## Work required
The records that follow should be retyped word for word.
<<<<
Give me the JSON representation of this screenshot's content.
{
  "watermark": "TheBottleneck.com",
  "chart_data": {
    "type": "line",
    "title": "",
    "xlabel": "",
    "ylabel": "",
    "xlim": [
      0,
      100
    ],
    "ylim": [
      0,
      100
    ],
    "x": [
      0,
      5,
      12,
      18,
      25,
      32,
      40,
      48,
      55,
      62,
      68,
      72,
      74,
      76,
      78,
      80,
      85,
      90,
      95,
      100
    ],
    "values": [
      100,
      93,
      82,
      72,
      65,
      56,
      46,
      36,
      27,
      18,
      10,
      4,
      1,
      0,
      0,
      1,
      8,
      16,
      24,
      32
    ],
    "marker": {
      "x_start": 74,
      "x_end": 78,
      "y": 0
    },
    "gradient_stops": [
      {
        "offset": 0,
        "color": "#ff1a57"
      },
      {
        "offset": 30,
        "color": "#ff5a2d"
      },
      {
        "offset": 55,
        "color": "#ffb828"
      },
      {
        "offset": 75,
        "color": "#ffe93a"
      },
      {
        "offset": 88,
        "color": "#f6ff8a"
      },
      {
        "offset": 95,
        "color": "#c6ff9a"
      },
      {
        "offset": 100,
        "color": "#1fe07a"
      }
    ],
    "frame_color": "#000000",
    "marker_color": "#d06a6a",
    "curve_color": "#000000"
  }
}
>>>>
## Written solution
Give me the JSON representation of this screenshot's content.
{
  "watermark": "TheBottleneck.com",
  "chart_data": {
    "type": "line",
    "title": "",
    "xlabel": "",
    "ylabel": "",
    "xlim": [
      0,
      100
    ],
    "ylim": [
      0,
      100
    ],
    "x": [
      0,
      5,
      12,
      18,
      25,
      32,
      40,
      48,
      55,
      62,
      68,
      72,
      74,
      76,
      78,
      80,
      85,
      90,
      95,
      100
    ],
    "values": [
      100,
      93,
      82,
      72,
      65,
      56,
      46,
      36,
      27,
      18,
      10,
      4,
      1,
      0,
      0,
      1,
      8,
      16,
      24,
      32
    ],
    "marker": {
      "x_start": 74,
      "x_end": 78,
      "y": 0
    },
    "gradient_stops": [
      {
        "offset": 0,
        "color": "#ff1a57"
      },
      {
        "offset": 30,
        "color": "#ff5a2d"
      },
      {
        "offset": 55,
        "color": "#ffb828"
      },
      {
        "offset": 75,
        "color": "#ffe93a"
      },
      {
        "offset": 88,
        "color": "#f6ff8a"
      },
      {
        "offset": 95,
        "color": "#c6ff9a"
      },
      {
        "offset": 100,
        "color": "#1fe07a"
      }
    ],
    "frame_color": "#000000",
    "marker_color": "#d06a6a",
    "curve_color": "#000000"
  }
}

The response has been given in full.